* **WHAT TO PRODUCE**: Collect the lines of the entries where "leads" shows up.

* **SOURCE RECORDS**:
########################################
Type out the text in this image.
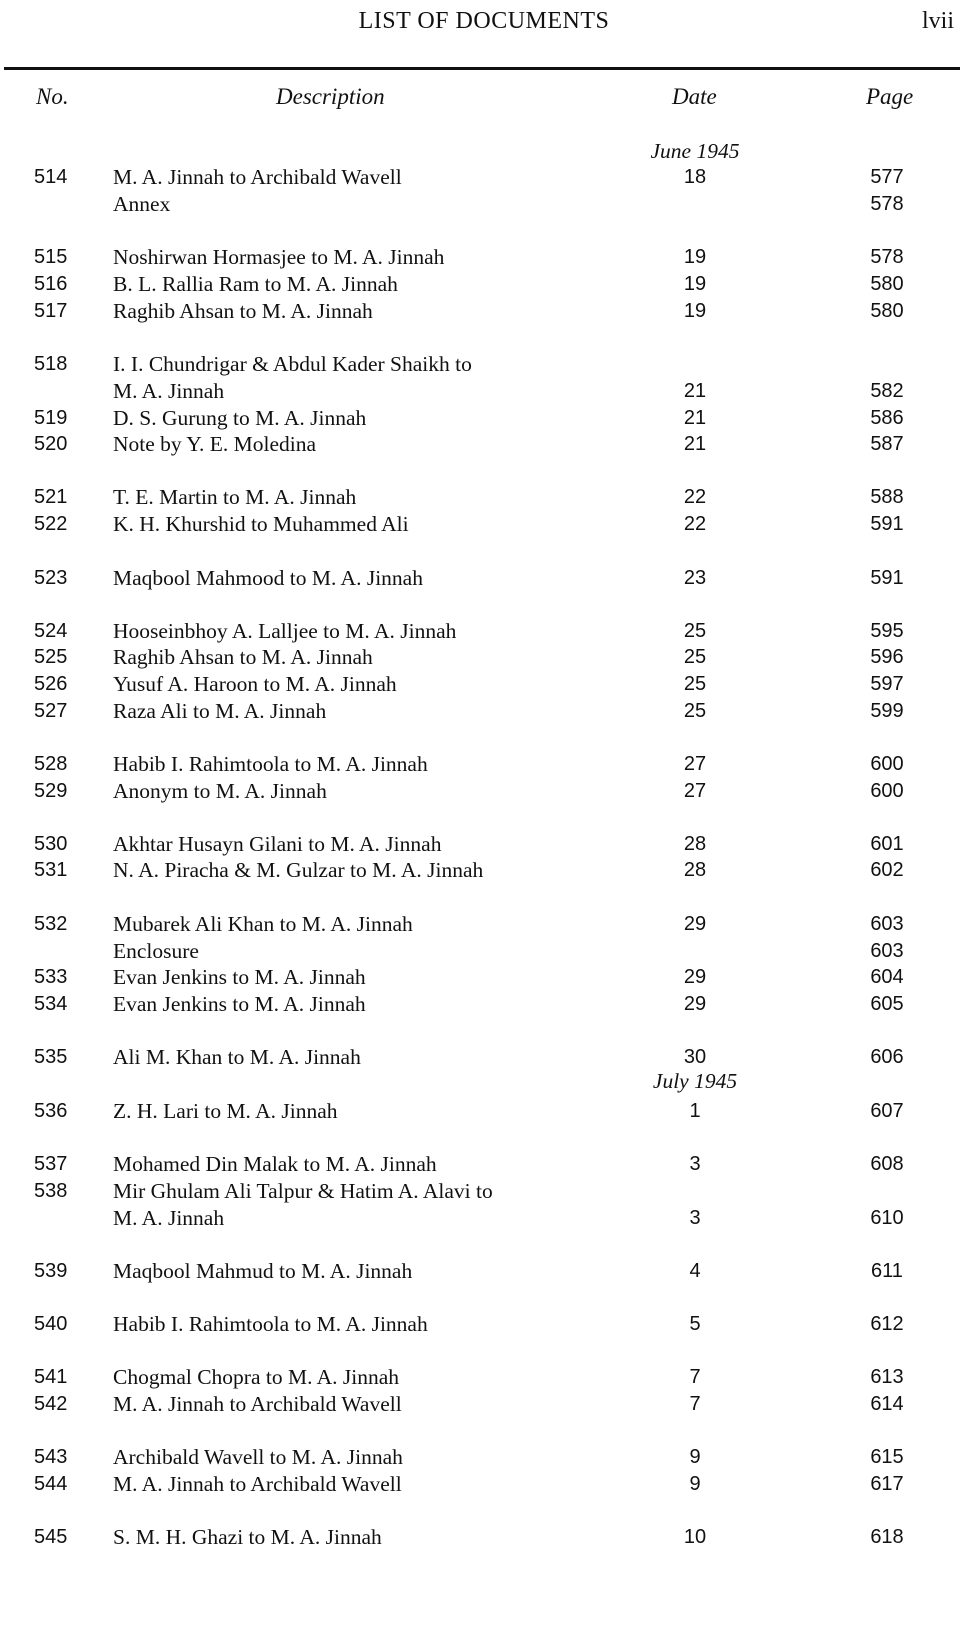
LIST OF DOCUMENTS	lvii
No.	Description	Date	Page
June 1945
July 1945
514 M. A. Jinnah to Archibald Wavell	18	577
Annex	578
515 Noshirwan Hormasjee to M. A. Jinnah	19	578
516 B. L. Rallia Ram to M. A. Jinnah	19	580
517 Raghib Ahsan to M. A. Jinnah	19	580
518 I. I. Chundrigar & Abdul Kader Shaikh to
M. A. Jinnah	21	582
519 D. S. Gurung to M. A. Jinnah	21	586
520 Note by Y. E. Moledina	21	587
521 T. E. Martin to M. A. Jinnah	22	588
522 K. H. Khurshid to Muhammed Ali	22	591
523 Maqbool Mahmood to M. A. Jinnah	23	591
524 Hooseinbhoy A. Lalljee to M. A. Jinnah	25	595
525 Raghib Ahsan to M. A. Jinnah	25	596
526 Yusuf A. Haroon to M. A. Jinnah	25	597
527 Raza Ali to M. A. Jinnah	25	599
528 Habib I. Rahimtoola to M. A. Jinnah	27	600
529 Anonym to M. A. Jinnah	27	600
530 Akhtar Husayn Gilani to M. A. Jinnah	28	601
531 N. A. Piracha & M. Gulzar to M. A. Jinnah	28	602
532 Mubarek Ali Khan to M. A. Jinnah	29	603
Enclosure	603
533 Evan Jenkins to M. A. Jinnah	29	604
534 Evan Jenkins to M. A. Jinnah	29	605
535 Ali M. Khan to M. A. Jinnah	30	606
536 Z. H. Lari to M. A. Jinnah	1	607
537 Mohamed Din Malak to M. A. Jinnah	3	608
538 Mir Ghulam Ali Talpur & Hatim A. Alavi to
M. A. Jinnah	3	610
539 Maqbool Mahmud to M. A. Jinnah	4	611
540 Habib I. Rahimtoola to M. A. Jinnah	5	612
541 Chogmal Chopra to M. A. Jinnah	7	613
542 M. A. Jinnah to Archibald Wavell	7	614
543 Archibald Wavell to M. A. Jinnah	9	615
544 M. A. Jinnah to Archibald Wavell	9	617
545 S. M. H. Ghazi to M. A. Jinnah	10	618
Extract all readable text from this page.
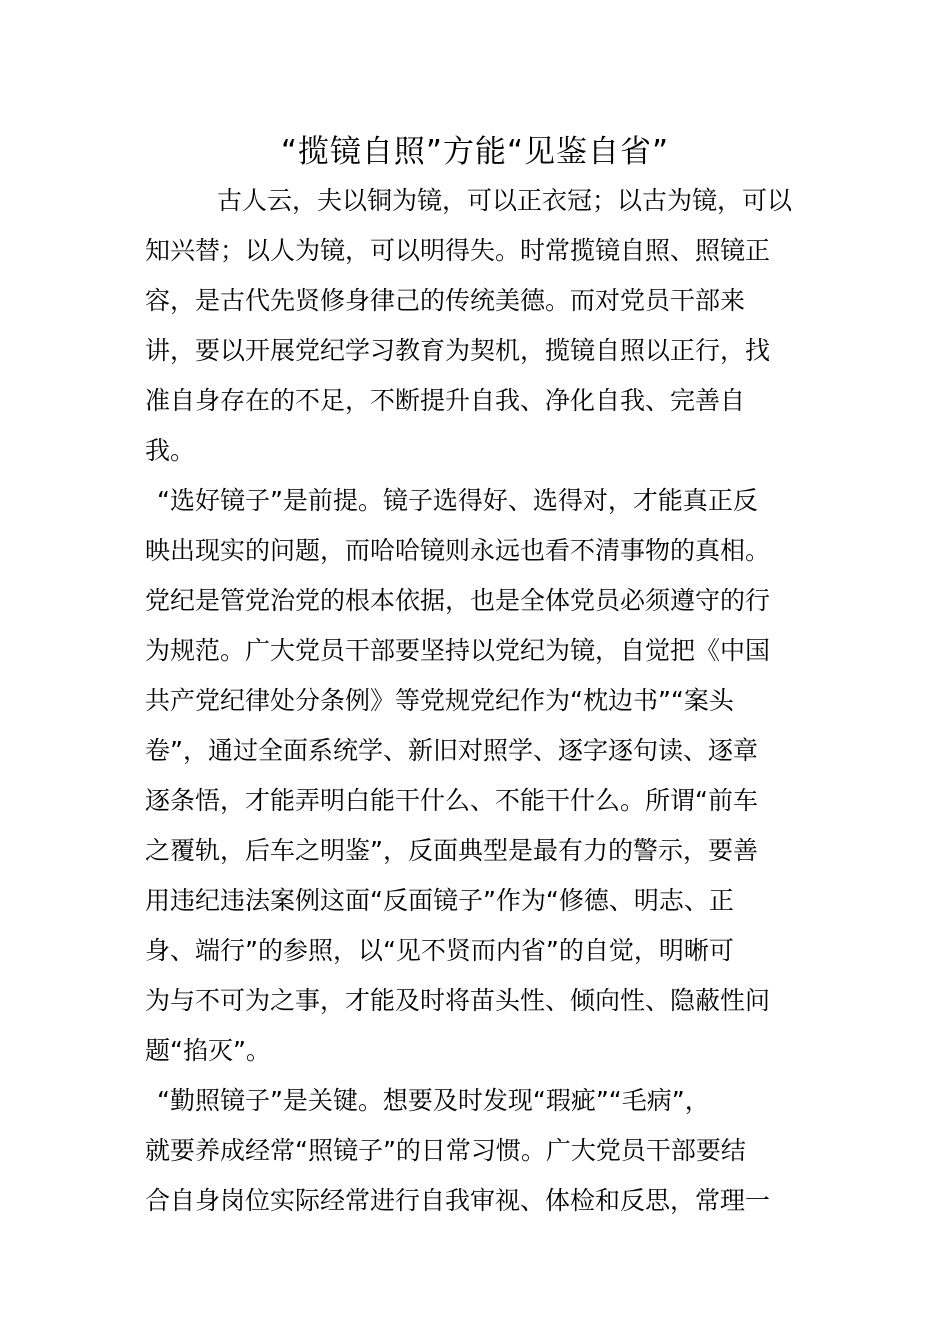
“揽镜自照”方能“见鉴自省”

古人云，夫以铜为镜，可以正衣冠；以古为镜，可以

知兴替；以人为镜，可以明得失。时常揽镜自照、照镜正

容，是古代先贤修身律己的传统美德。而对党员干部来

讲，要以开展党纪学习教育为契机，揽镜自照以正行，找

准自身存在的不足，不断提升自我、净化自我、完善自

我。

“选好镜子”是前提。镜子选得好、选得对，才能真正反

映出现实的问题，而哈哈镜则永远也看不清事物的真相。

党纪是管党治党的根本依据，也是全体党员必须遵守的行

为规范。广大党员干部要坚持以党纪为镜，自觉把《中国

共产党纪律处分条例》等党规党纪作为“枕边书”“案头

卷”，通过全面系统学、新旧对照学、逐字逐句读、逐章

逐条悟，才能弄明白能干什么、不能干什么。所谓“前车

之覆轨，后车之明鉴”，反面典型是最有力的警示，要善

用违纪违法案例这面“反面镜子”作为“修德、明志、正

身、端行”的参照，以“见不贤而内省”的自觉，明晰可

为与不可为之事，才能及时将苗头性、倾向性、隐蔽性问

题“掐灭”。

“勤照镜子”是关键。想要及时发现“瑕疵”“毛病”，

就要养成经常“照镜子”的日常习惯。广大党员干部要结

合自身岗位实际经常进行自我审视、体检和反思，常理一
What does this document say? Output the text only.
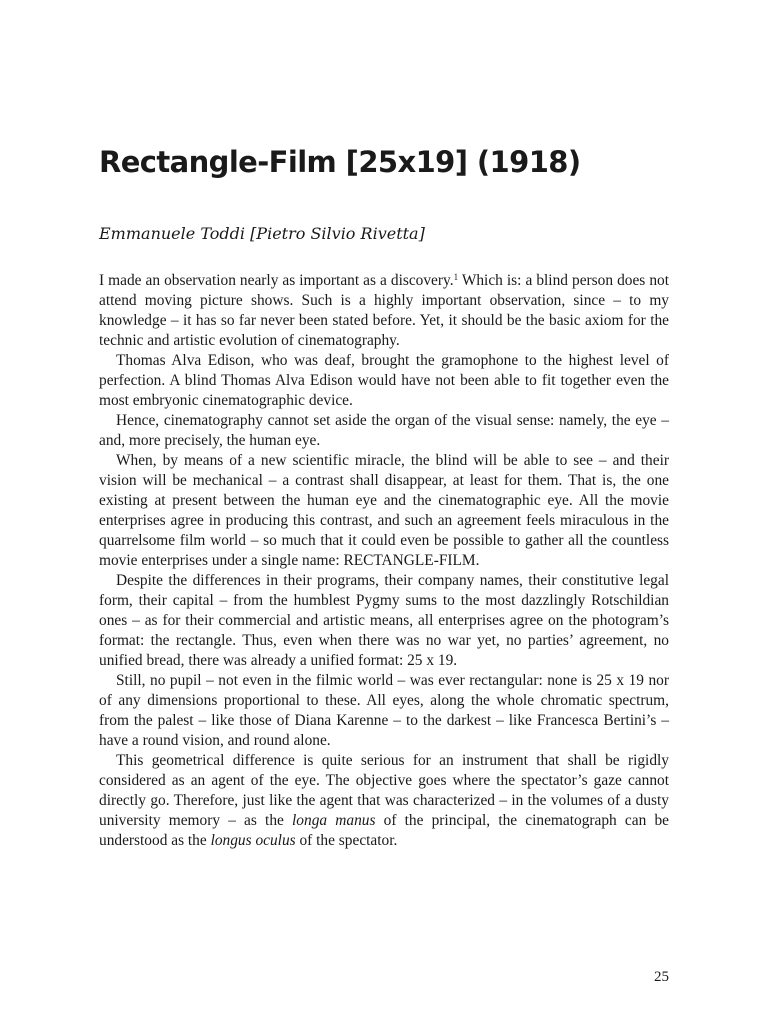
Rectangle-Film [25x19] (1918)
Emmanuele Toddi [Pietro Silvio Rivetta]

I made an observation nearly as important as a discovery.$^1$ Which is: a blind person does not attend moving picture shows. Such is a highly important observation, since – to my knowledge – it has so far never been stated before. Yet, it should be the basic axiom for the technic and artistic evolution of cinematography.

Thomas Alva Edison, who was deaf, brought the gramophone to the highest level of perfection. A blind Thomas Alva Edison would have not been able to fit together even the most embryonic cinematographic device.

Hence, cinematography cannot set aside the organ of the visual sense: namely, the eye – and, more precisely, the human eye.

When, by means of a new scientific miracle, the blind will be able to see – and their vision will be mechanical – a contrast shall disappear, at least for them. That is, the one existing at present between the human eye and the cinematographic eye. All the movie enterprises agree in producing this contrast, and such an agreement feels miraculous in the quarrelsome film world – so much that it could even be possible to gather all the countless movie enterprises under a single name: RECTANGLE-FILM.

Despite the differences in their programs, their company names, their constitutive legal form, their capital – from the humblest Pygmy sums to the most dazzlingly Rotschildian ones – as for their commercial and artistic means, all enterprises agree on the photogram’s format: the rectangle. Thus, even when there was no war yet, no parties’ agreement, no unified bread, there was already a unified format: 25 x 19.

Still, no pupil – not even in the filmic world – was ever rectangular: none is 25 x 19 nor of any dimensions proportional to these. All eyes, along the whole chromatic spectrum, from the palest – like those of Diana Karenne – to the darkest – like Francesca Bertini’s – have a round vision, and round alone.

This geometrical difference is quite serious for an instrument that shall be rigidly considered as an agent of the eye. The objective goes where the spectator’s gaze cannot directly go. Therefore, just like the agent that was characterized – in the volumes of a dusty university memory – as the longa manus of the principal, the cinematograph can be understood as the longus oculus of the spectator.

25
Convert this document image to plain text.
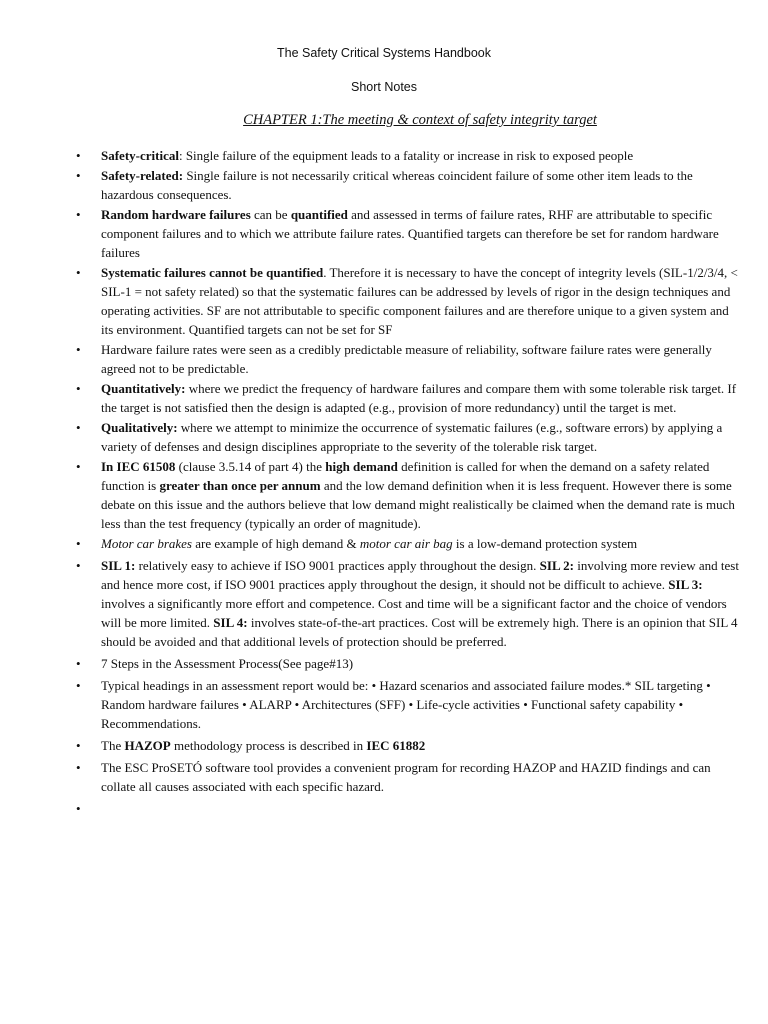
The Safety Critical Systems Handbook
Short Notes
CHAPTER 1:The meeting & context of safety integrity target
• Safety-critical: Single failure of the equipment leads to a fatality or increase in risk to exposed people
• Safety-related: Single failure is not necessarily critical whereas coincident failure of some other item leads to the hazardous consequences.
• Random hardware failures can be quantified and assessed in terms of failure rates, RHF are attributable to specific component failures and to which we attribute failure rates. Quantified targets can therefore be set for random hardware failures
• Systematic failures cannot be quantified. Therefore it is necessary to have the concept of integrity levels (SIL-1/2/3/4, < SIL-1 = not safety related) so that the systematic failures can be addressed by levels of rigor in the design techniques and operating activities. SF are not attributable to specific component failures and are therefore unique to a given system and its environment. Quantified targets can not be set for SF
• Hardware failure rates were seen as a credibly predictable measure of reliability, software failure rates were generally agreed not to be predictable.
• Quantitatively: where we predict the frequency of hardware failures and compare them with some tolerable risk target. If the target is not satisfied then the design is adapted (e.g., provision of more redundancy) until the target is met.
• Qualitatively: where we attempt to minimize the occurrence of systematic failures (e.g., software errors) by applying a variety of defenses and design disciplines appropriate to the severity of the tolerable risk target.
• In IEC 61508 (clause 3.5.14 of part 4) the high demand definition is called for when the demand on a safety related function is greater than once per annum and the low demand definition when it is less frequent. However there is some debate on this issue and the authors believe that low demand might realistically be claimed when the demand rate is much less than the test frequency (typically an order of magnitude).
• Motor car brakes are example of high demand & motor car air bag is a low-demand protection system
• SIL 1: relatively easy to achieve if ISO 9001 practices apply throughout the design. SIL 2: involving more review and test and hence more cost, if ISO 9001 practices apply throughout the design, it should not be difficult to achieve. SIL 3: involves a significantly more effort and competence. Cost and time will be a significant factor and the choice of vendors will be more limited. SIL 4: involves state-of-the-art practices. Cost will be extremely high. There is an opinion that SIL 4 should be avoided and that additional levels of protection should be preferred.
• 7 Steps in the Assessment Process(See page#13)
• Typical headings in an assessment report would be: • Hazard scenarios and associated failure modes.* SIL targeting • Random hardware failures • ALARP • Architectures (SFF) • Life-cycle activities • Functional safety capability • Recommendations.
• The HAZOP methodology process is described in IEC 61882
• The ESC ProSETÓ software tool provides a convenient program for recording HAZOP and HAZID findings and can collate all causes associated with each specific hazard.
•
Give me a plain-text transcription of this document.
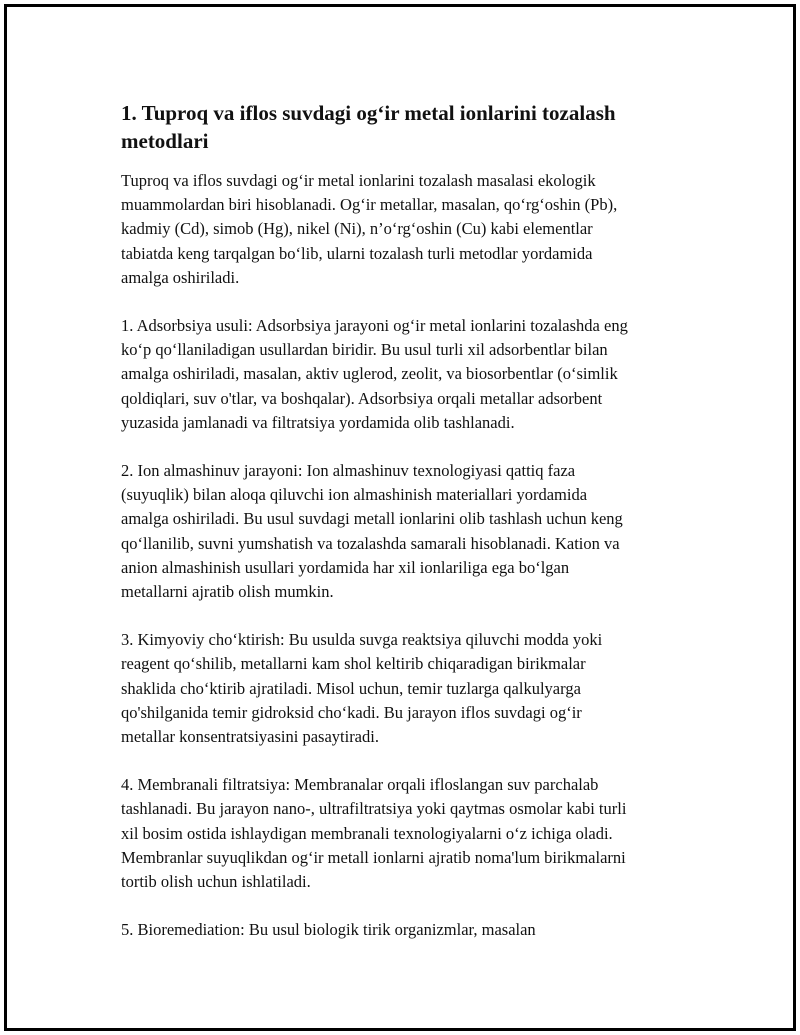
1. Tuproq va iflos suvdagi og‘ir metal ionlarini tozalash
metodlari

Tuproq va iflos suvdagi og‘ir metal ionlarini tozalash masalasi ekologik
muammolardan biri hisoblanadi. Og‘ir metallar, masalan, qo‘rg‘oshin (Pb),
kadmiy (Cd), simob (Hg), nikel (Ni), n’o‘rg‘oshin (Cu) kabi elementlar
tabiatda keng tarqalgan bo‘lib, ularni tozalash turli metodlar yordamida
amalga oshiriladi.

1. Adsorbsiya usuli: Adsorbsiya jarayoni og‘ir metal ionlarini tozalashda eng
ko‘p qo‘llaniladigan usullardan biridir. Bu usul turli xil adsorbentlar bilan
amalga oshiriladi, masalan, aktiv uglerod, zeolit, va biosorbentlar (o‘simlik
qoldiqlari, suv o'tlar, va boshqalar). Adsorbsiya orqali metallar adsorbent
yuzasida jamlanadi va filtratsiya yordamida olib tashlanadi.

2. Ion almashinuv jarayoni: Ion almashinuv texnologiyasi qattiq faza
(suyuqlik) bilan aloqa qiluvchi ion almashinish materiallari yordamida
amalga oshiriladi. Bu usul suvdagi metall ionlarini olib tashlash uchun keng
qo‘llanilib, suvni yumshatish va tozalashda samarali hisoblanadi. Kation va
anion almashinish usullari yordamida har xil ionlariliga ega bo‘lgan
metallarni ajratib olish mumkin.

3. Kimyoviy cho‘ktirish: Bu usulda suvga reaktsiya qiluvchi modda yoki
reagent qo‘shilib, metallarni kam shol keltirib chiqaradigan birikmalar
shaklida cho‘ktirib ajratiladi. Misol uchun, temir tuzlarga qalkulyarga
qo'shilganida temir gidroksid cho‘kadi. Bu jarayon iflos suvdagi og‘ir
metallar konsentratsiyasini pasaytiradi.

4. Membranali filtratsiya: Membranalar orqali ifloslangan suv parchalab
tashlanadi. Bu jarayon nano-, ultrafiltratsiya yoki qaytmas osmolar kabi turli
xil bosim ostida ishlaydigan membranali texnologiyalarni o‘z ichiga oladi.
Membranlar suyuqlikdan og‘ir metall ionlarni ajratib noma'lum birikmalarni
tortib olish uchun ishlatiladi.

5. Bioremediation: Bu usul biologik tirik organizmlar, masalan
########################################
* **RESULT OF THE TASK**:
• Safety-critical: Single failure of the equipment leads to a fatality or increase in risk to exposed people
• Safety-related: Single failure is not necessarily critical whereas coincident failure of some other item leads to the hazardous consequences.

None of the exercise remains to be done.